Reproduce the line that contains "What's the underlying" and every line after it through the end of the records, exactly, with nothing added.
[start Data in this exercise]
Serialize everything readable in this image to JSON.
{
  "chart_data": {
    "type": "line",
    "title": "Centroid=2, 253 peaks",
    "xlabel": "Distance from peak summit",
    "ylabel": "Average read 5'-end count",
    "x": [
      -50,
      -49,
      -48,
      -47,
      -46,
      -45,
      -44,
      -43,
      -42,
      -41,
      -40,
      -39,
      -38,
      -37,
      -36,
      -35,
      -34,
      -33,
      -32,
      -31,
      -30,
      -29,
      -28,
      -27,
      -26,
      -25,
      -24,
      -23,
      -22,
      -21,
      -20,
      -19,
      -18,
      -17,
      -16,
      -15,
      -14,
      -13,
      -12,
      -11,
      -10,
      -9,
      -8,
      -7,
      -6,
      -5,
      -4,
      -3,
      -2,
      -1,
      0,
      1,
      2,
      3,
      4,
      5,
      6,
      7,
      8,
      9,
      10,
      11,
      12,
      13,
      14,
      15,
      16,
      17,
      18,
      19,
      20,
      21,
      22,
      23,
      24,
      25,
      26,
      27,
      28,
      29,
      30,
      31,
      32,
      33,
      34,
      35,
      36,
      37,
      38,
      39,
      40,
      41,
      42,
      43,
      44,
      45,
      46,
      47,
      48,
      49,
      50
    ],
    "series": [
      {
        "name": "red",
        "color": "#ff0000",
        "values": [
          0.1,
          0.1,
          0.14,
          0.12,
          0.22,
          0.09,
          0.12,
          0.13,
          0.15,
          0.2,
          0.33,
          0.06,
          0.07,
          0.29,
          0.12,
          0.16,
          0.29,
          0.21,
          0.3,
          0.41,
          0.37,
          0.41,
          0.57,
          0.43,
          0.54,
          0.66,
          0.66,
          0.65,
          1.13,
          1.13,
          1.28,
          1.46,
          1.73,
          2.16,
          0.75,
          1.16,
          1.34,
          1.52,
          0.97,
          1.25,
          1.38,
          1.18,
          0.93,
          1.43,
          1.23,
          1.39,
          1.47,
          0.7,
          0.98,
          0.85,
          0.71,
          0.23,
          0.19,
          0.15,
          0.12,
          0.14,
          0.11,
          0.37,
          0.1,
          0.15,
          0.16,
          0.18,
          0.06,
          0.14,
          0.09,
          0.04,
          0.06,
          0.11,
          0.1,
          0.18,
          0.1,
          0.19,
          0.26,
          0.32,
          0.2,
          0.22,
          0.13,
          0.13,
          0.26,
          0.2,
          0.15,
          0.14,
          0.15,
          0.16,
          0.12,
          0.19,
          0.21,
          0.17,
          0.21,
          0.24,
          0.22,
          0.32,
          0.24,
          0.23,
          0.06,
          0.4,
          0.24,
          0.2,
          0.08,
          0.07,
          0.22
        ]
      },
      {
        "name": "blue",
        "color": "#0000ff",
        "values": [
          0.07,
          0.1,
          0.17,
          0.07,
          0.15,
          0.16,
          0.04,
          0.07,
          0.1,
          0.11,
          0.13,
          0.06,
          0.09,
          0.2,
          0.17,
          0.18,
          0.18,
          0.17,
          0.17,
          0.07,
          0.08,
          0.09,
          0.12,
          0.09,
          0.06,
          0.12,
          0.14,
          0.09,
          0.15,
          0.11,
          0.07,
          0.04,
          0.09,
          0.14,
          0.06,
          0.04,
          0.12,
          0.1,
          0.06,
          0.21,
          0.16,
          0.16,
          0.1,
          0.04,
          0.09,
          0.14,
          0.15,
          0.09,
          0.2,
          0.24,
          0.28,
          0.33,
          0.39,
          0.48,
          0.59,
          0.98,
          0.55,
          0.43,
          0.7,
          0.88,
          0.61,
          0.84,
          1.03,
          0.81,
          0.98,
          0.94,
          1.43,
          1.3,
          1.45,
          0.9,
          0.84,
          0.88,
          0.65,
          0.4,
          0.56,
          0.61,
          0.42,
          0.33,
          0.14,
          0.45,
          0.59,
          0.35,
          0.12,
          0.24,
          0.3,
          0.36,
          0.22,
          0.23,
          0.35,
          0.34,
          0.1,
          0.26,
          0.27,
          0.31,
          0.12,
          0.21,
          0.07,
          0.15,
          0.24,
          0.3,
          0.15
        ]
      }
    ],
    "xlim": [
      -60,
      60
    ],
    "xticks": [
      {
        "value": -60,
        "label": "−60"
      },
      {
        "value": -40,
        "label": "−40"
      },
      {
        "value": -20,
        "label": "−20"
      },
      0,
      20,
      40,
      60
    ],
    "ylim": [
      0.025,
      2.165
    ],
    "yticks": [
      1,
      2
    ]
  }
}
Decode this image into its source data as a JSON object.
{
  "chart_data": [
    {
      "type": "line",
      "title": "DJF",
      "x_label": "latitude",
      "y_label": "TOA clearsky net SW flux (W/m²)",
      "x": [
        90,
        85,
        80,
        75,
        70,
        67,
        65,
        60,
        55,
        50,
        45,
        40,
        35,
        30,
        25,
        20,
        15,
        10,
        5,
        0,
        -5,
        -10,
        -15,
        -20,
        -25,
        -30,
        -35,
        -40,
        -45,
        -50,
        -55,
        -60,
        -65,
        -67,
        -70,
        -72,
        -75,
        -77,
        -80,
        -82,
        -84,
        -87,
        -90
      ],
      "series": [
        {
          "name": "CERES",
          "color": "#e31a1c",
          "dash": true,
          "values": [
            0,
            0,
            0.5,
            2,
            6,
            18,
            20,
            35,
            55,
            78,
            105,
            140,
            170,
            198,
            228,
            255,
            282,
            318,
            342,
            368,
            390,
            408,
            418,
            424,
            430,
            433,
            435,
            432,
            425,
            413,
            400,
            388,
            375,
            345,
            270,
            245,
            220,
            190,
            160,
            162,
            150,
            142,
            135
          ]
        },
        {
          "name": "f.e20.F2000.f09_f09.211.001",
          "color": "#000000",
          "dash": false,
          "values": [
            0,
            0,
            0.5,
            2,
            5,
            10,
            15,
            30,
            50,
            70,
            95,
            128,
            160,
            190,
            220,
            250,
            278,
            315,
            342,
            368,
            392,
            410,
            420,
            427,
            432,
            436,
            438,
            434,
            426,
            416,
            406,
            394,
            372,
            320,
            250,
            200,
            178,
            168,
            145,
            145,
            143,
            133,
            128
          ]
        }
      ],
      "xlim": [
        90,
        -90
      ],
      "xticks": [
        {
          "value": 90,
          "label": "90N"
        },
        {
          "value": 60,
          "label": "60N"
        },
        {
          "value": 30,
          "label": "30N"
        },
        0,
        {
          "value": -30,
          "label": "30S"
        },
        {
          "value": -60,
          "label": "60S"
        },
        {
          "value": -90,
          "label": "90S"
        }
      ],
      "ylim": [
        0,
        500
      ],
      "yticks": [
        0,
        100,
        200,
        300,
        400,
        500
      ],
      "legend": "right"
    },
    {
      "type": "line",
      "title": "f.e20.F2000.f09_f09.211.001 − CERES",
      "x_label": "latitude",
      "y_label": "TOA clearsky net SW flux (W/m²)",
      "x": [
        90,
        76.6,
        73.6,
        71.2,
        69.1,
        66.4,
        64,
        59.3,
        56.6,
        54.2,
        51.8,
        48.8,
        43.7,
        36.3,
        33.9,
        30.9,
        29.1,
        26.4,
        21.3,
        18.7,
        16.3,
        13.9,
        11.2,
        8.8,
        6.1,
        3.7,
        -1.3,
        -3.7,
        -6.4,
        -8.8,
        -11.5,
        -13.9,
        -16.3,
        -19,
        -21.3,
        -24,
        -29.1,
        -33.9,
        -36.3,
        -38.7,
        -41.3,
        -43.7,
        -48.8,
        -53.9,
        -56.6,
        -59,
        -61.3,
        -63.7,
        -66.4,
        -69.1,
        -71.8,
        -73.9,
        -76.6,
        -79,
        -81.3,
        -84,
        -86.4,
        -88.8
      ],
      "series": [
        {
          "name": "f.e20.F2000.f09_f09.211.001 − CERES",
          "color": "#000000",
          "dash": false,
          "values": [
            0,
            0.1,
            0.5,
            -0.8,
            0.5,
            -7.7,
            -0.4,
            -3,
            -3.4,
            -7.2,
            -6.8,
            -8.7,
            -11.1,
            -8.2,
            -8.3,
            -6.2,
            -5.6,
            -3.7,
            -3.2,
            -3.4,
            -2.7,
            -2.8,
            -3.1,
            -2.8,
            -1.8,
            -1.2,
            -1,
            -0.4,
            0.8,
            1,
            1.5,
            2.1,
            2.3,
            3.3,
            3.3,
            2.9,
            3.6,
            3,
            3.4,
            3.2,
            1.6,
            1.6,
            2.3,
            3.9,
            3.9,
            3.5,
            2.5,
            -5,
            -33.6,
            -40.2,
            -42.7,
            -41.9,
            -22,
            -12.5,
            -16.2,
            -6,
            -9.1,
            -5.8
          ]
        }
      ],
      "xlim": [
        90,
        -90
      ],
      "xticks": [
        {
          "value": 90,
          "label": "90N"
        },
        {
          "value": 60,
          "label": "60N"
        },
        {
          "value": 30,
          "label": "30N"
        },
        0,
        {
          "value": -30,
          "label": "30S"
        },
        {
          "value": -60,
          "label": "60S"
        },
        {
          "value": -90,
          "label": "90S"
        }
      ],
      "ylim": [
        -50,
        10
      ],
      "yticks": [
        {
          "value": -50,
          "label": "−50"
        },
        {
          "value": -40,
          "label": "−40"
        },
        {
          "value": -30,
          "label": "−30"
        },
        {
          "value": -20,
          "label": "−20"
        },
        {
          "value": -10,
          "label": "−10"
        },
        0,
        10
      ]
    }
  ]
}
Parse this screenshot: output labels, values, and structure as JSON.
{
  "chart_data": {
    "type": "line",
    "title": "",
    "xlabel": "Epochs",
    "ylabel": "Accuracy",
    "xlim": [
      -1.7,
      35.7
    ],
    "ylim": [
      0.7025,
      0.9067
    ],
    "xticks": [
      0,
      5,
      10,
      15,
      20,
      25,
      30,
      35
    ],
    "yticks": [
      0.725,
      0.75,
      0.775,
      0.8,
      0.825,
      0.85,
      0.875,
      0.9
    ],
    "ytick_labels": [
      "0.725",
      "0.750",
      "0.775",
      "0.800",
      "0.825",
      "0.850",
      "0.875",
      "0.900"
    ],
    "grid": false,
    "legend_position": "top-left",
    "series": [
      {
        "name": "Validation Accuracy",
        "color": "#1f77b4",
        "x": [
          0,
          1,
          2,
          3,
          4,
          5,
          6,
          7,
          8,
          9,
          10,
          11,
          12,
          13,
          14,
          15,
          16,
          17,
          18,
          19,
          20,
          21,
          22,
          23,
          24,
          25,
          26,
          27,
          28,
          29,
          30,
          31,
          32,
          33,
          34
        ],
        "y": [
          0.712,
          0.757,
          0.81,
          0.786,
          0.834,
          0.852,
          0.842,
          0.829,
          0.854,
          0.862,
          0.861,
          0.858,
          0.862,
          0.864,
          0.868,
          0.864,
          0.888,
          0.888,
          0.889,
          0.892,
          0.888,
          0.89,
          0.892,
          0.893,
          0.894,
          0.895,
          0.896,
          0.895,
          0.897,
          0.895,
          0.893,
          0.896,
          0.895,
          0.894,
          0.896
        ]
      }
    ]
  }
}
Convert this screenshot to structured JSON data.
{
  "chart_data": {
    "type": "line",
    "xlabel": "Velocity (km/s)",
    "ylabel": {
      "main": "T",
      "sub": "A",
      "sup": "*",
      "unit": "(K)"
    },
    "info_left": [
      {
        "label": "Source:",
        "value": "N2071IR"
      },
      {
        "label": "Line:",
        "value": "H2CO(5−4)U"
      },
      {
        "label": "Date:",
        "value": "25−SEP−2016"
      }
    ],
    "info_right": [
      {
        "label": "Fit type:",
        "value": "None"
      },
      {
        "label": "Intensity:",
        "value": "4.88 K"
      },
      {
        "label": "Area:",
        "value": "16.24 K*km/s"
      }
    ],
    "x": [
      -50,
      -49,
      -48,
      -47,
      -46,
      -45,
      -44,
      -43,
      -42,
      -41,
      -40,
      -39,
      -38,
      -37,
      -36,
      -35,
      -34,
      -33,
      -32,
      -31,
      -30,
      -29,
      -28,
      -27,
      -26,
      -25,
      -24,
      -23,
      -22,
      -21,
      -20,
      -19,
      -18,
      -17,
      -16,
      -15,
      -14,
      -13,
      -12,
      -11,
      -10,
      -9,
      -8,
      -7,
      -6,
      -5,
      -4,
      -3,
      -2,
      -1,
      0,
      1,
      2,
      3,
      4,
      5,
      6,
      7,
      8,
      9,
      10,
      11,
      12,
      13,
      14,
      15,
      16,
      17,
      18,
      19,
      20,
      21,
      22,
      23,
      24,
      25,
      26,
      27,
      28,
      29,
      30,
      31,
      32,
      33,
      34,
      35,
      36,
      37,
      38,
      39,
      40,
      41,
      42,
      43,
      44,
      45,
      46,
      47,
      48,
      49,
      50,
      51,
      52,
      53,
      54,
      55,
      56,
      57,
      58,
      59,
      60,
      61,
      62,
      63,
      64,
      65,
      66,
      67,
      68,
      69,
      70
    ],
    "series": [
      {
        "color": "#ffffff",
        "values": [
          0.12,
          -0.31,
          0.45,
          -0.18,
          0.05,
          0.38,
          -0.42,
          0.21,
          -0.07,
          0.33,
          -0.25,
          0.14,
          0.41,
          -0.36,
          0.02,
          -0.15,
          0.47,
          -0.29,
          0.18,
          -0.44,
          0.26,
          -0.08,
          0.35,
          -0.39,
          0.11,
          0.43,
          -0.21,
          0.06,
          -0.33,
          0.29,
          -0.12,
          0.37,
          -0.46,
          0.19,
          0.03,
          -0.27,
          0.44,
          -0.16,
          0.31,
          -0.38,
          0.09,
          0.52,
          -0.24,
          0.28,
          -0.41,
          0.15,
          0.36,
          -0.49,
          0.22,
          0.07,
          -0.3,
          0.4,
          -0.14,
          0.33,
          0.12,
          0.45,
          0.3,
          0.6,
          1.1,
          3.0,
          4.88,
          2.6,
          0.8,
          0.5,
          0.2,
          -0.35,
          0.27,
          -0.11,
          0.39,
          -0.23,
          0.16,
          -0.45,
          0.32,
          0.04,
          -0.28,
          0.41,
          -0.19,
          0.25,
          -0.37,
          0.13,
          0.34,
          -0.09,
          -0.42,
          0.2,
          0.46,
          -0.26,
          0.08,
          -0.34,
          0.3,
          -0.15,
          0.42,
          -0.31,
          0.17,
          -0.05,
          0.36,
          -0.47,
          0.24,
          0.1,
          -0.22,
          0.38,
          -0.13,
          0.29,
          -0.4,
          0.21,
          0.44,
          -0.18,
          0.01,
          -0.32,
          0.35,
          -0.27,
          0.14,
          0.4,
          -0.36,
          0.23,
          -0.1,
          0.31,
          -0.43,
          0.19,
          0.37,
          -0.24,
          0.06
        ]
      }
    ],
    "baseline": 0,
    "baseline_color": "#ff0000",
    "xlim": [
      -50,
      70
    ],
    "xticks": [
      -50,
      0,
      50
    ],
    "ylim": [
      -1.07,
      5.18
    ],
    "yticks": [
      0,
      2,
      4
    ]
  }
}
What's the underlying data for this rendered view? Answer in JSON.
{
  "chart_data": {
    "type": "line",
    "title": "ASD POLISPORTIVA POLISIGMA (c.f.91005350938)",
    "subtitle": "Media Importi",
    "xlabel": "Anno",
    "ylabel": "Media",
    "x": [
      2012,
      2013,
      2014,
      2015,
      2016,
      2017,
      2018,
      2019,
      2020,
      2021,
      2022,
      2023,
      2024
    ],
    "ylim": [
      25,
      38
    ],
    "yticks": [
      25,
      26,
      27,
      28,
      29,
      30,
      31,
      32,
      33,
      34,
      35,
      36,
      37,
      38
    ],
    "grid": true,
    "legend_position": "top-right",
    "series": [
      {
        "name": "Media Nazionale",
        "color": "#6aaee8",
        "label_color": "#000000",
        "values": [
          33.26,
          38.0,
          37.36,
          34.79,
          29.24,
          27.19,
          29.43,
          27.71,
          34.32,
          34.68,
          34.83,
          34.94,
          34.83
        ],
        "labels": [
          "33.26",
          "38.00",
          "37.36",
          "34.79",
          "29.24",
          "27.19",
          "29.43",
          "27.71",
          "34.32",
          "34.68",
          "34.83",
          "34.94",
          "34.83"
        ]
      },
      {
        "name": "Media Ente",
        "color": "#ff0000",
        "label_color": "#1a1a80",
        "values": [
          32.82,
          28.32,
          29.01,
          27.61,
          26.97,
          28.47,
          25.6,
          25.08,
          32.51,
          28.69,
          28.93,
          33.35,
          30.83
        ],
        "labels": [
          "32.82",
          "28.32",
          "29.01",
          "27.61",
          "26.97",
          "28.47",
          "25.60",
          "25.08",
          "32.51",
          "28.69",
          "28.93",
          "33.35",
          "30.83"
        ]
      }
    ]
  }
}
[end Data in this exercise]
= Solved exercise =
What's the underlying data for this rendered view? Answer in JSON.
{
  "chart_data": {
    "type": "line",
    "title": "ASD POLISPORTIVA POLISIGMA (c.f.91005350938)",
    "subtitle": "Media Importi",
    "xlabel": "Anno",
    "ylabel": "Media",
    "x": [
      2012,
      2013,
      2014,
      2015,
      2016,
      2017,
      2018,
      2019,
      2020,
      2021,
      2022,
      2023,
      2024
    ],
    "ylim": [
      25,
      38
    ],
    "yticks": [
      25,
      26,
      27,
      28,
      29,
      30,
      31,
      32,
      33,
      34,
      35,
      36,
      37,
      38
    ],
    "grid": true,
    "legend_position": "top-right",
    "series": [
      {
        "name": "Media Nazionale",
        "color": "#6aaee8",
        "label_color": "#000000",
        "values": [
          33.26,
          38.0,
          37.36,
          34.79,
          29.24,
          27.19,
          29.43,
          27.71,
          34.32,
          34.68,
          34.83,
          34.94,
          34.83
        ],
        "labels": [
          "33.26",
          "38.00",
          "37.36",
          "34.79",
          "29.24",
          "27.19",
          "29.43",
          "27.71",
          "34.32",
          "34.68",
          "34.83",
          "34.94",
          "34.83"
        ]
      },
      {
        "name": "Media Ente",
        "color": "#ff0000",
        "label_color": "#1a1a80",
        "values": [
          32.82,
          28.32,
          29.01,
          27.61,
          26.97,
          28.47,
          25.6,
          25.08,
          32.51,
          28.69,
          28.93,
          33.35,
          30.83
        ],
        "labels": [
          "32.82",
          "28.32",
          "29.01",
          "27.61",
          "26.97",
          "28.47",
          "25.60",
          "25.08",
          "32.51",
          "28.69",
          "28.93",
          "33.35",
          "30.83"
        ]
      }
    ]
  }
}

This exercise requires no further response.